--- PASSAGE À LIRE ---
J’avais compté petite chérie qu’étant de retour à la baraque j’aurais pu continuer mes bavardages, mais un changement de programme imprévu m’en a complètement empêché et c’est aujourd’hui 26 décembre, toujours au restaurant que je poursuis mon carnet de notes. Hier, lorsque nous étions en train de manger (à midi) un camarade d’un autre kommando est venu nous inviter à assister à une séance récréative organisée dans un 3ème kommando de Giengen. Comme les occasions de se distraire sont rares et les occasions de se voir entre camarades le sont aussi, nous avons sauté sur l’occasion et c’est ainsi qu’encore une fois j’ai froidement laissé tomber ma petite femme que pourtant j’adore de tout mon cœur. L’après-midi se passa fort agréablement et c’est dommage qu’elle se termina si brutalement à cause d’un civil complètement ivre qui remplaçait deux gardiens en permission. Je passe sur cet incident regrettable pour te donner un petit compte rendu de cette soirée de gala. Le kommando qui nous avait invités est un kommando récemment formé comme le nôtre. Ils sont une vingtaine et travaillent à la construction d’une usine d’aviation. Leur local est assez spacieux et grâce à l’amabilité de leur dirigeant, ils avaient pu installer une scène avec rideaux, jeux de lumières et décors. C’était très réussi, vu le peu de moyens dont ils disposaient. Les artistes n’avaient rien à envier vraiment aux professionnels. Chansons comiques, tristes ou sentimentales, sketches, danses, duos, chorales, je ne pourrais t’énumérer en détail quel fut le programme mais tous nous étions étonné du résultat d’un mois seulement de travail. Avec regret et non sans les avoir félicité, nous avons dû quitter nos camarades comédiens d’occasion avant la fin de la séance et nous espérons que bientôt nous serons invités à nouveau pour venir nous distraire un instant et que….nous serons gardés par un homme sain de corps et d’esprit.
--- DONNÉES EXTRAITES ---
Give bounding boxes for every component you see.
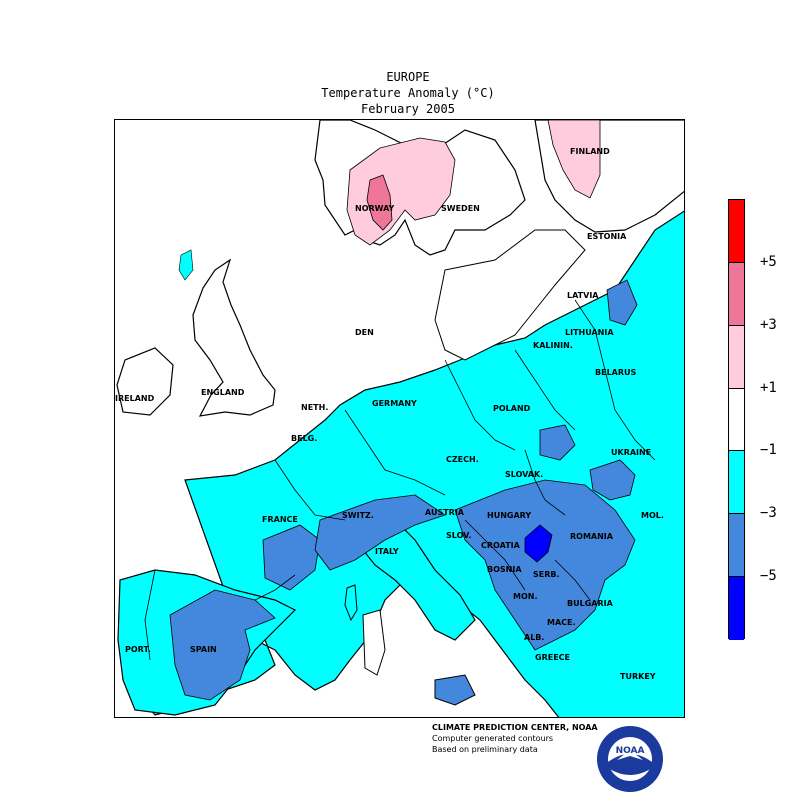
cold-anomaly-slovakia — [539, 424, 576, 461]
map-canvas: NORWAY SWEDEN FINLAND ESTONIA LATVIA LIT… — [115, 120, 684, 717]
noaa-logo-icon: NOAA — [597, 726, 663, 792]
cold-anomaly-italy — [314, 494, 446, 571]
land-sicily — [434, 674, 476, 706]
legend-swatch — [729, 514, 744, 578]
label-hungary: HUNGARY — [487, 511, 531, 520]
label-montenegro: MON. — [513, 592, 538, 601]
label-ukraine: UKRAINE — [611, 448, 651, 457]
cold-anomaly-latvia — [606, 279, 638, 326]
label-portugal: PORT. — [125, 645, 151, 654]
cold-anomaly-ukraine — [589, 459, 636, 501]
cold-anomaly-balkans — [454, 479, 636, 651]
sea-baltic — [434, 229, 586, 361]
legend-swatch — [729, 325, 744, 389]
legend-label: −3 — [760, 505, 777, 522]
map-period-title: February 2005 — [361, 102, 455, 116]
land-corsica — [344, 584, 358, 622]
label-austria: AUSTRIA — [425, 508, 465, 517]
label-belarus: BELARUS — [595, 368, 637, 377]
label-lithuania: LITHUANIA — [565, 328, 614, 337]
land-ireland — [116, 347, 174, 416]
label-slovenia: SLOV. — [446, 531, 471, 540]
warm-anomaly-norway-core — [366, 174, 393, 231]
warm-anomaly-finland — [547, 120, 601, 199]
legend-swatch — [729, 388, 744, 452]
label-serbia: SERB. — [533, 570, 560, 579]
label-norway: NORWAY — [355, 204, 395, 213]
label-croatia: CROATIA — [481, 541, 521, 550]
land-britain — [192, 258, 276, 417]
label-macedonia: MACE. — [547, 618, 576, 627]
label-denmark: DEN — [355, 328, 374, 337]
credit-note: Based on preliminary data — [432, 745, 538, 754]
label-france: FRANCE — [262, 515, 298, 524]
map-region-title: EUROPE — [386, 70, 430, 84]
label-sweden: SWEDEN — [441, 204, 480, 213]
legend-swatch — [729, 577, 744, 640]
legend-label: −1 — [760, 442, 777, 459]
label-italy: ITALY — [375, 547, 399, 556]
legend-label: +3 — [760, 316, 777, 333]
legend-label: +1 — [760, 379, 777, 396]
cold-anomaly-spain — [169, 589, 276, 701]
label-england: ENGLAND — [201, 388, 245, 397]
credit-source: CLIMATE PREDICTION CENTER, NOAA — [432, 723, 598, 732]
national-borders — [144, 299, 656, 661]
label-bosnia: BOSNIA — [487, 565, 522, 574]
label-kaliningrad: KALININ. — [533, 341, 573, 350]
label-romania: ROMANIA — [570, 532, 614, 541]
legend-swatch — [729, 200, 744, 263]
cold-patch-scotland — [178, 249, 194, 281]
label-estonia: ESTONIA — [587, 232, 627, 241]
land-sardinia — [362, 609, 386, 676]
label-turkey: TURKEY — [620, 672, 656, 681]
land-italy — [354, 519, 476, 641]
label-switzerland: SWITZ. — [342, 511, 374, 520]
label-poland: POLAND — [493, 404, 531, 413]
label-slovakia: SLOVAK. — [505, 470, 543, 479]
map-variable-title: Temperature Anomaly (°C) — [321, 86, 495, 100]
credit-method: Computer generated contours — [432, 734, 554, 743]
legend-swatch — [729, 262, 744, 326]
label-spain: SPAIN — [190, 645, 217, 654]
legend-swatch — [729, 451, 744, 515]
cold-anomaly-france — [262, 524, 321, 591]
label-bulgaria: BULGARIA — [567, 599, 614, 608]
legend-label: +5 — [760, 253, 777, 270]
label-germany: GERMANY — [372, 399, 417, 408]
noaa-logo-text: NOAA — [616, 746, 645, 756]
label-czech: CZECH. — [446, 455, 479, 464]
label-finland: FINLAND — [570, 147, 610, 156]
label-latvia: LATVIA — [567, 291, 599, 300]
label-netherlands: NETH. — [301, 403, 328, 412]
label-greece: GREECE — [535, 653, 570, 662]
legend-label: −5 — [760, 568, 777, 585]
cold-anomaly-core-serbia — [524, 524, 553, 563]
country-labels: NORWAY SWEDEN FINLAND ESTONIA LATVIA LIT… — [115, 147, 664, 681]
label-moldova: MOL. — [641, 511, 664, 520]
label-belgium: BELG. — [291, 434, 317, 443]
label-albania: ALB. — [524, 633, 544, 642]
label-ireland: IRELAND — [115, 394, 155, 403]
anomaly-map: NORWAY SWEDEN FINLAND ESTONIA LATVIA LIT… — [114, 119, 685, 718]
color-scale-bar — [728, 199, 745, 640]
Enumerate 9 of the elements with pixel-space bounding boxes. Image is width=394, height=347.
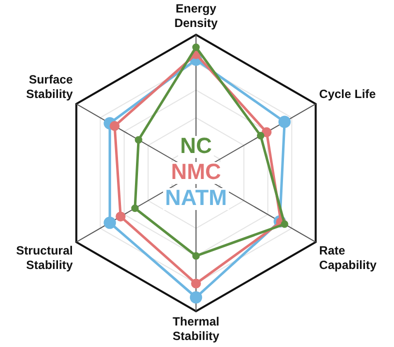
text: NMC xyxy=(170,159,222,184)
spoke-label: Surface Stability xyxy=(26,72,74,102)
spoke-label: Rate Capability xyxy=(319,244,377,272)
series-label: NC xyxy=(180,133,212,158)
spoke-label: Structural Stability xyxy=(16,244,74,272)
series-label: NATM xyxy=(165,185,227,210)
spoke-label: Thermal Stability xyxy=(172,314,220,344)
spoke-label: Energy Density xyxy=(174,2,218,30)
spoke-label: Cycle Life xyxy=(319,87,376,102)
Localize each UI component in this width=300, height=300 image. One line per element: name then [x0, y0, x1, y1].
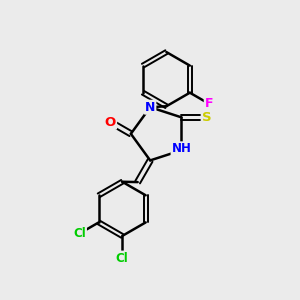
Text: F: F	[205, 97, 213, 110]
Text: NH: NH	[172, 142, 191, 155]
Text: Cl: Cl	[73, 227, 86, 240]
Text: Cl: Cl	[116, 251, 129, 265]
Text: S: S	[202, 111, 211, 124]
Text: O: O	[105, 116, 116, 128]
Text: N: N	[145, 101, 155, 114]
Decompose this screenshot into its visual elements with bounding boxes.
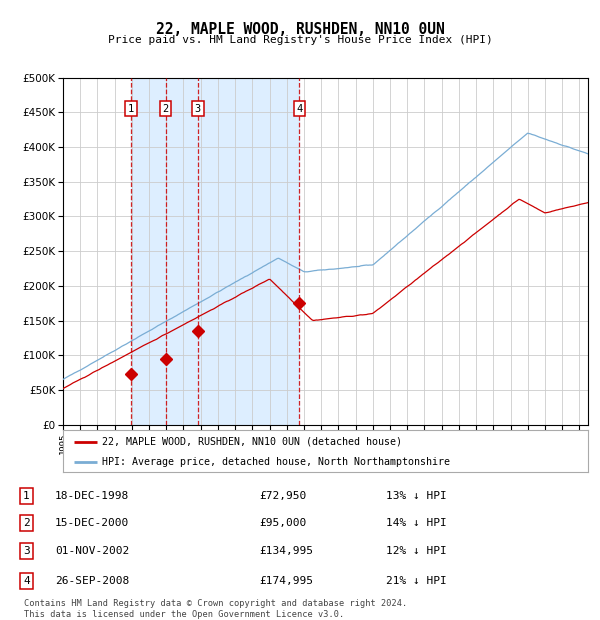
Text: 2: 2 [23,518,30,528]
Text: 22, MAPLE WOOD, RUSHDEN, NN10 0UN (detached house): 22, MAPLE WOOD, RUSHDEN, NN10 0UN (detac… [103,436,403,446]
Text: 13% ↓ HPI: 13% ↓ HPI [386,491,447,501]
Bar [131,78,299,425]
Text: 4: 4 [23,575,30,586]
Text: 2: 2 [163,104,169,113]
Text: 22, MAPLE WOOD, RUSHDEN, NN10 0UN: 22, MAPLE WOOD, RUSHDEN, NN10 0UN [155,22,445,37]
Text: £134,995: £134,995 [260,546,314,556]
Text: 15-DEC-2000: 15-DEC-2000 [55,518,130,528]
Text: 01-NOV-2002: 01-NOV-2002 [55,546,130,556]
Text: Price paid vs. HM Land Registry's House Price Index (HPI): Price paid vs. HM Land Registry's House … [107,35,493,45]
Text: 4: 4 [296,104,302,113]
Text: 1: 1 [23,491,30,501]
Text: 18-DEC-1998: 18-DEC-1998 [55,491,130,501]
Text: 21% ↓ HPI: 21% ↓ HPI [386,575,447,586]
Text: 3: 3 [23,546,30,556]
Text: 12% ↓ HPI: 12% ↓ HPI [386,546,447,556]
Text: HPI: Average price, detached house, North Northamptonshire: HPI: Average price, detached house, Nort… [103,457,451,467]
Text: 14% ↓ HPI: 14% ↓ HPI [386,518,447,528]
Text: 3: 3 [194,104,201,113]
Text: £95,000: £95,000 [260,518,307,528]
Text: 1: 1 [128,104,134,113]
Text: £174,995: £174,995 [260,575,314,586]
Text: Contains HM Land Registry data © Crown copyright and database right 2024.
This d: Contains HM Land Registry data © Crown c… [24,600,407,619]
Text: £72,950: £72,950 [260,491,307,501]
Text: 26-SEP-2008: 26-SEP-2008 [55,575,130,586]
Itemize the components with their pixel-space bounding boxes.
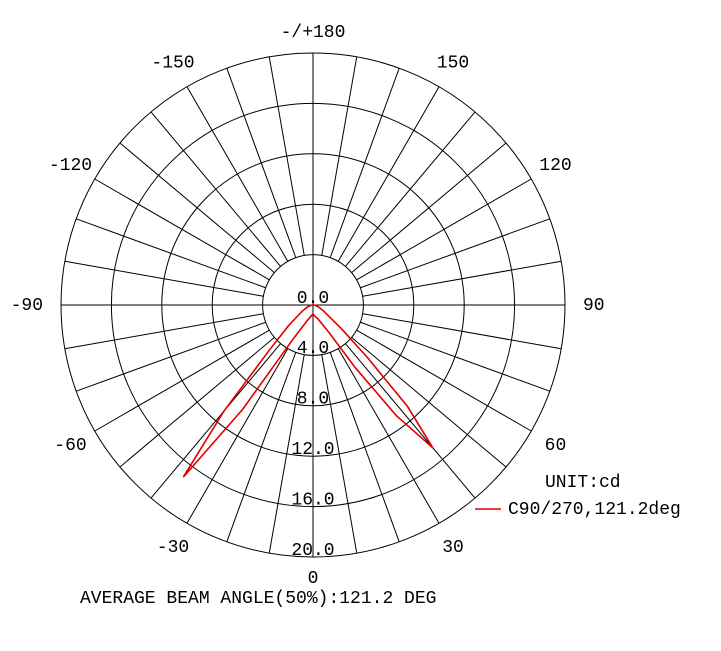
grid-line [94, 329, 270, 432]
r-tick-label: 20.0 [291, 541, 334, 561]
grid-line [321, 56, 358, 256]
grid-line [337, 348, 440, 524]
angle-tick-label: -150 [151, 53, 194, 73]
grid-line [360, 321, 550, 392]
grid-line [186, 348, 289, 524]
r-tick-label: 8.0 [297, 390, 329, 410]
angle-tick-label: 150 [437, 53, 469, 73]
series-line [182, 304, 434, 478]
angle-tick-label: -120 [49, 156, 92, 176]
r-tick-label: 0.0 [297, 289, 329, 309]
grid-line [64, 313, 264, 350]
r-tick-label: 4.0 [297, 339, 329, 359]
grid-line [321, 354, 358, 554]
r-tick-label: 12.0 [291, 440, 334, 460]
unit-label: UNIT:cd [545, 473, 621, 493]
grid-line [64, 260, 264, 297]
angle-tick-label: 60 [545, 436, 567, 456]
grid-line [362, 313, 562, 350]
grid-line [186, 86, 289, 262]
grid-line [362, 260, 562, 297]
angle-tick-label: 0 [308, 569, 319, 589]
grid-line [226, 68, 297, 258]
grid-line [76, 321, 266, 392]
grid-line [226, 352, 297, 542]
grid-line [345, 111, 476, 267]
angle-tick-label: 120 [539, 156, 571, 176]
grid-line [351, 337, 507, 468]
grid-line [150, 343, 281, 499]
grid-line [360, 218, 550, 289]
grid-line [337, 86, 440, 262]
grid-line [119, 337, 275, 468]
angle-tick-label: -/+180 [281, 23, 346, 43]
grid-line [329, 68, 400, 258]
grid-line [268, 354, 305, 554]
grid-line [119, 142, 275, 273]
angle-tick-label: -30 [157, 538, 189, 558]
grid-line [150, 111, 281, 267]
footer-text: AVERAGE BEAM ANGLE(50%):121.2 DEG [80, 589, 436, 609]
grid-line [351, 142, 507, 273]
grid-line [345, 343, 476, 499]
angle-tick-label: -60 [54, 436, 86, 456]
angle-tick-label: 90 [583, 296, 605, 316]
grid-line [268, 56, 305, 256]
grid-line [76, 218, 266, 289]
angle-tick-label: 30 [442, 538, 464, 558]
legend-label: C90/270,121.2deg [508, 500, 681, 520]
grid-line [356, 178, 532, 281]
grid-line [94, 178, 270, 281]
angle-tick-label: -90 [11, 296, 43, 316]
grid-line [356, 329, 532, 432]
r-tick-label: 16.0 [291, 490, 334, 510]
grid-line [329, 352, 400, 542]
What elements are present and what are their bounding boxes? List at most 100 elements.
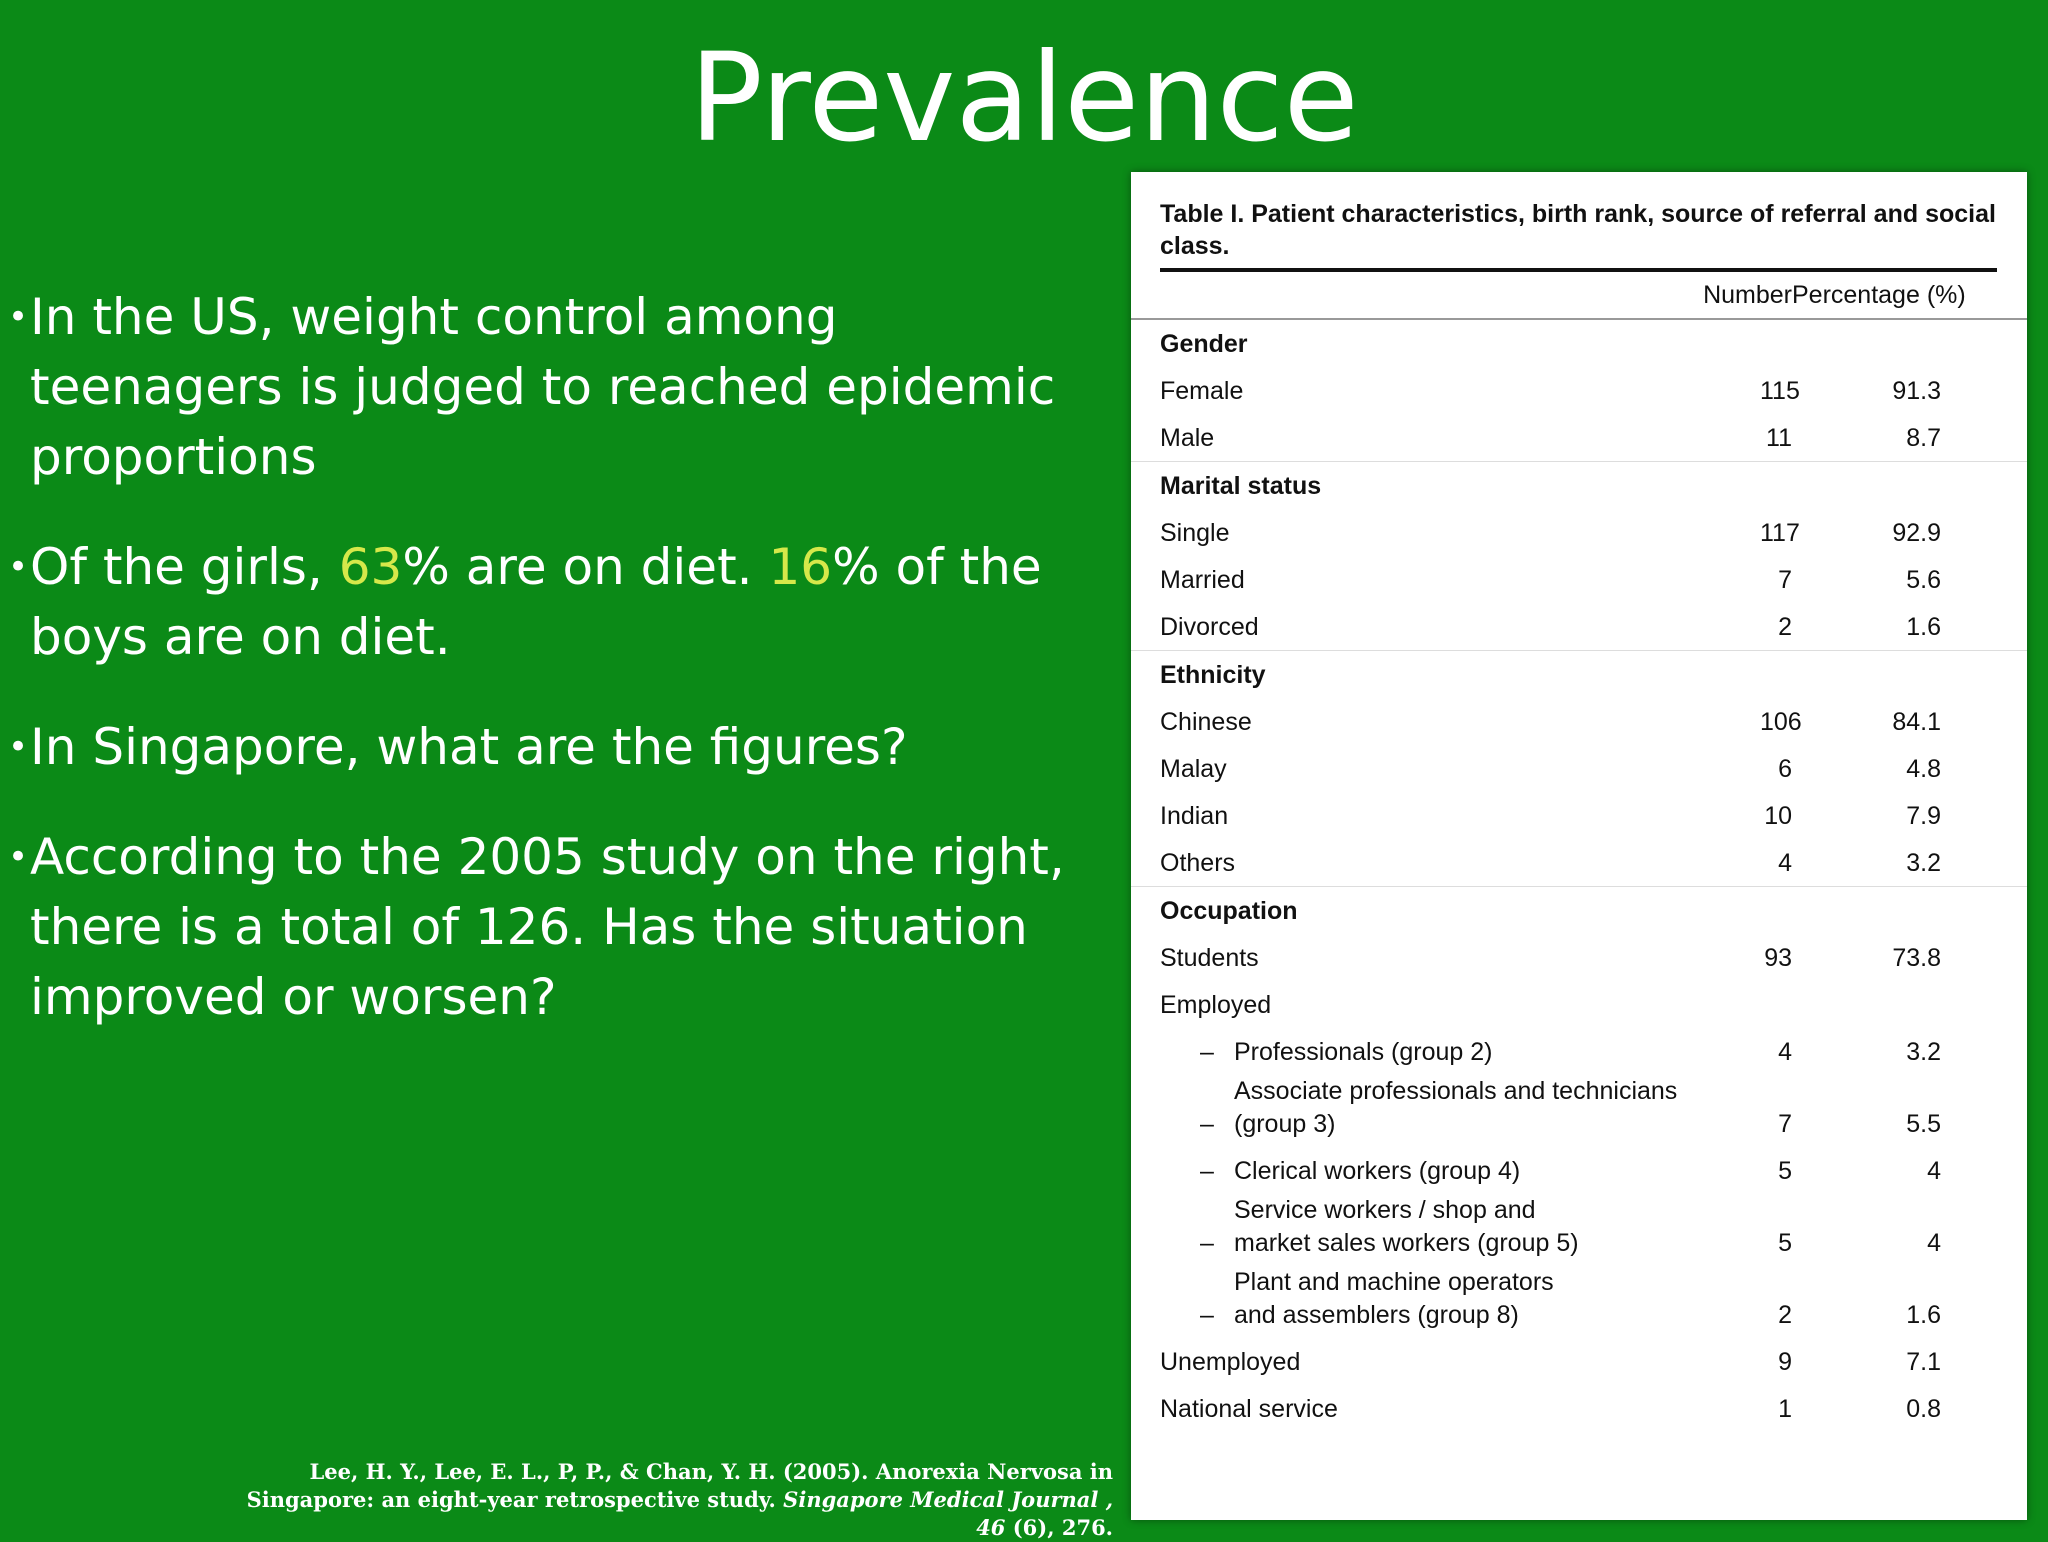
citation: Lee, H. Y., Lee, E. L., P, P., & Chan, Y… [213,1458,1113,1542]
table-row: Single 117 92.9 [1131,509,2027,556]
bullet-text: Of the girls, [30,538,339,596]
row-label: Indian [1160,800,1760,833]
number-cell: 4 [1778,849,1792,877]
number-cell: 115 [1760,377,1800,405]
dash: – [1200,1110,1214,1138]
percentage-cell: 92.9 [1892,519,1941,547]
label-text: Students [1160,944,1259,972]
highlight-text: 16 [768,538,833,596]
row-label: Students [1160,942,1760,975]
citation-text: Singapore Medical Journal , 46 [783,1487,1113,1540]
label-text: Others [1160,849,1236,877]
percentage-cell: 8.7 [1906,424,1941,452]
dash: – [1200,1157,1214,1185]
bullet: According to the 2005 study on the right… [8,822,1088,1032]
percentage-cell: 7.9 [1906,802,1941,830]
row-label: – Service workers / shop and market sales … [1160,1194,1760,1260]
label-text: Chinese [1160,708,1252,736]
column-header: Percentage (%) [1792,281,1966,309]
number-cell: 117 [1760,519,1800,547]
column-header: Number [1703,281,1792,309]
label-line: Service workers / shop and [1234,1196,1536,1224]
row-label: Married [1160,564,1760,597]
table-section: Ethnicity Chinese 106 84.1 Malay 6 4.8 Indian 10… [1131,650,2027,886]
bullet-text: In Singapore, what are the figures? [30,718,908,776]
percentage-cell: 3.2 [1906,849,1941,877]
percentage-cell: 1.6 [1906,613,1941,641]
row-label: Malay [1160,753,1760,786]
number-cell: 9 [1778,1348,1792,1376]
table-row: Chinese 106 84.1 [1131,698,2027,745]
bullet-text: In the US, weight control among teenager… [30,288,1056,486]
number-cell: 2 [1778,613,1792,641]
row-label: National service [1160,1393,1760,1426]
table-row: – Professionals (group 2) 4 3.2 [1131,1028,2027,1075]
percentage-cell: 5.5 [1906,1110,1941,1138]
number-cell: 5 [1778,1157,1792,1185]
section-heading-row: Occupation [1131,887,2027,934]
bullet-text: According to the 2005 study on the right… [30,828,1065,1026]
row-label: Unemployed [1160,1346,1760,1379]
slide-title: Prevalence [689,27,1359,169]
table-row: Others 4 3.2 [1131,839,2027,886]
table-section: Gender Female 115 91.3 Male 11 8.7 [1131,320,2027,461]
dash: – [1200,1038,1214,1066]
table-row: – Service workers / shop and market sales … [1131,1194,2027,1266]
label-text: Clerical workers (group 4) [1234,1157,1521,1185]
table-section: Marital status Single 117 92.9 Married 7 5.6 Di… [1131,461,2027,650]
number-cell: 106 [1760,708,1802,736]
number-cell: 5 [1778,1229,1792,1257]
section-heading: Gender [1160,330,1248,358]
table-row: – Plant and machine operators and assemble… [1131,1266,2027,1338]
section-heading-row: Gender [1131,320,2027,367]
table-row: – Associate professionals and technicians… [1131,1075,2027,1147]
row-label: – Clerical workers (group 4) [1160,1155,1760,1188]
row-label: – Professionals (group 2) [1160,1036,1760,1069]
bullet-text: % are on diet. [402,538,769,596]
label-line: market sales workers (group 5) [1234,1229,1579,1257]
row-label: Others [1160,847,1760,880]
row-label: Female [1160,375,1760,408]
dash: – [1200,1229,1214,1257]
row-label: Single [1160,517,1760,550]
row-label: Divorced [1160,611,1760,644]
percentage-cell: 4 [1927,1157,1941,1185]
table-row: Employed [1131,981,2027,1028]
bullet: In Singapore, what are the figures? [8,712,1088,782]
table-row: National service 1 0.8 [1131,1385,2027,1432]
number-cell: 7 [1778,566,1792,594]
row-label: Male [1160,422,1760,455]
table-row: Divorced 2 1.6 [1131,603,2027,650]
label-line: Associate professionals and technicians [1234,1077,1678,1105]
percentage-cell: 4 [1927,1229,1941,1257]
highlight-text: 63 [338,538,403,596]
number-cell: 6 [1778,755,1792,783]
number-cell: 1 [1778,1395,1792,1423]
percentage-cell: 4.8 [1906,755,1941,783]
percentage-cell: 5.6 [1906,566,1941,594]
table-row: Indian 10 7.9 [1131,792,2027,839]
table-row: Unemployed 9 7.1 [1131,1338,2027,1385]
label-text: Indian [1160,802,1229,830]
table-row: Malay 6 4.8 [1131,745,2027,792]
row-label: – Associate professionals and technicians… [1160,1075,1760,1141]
---
| TÂCHE DEMANDÉE |
D'après le passage à lire, à quel travail sont employés les membres du kommando qui a organisé la séance récréative ? Les enregistrements forment un matériau distinct du passage à lire.

| RÉSULTAT FINAL |
Ils travaillent à la construction d'une usine d'aviation.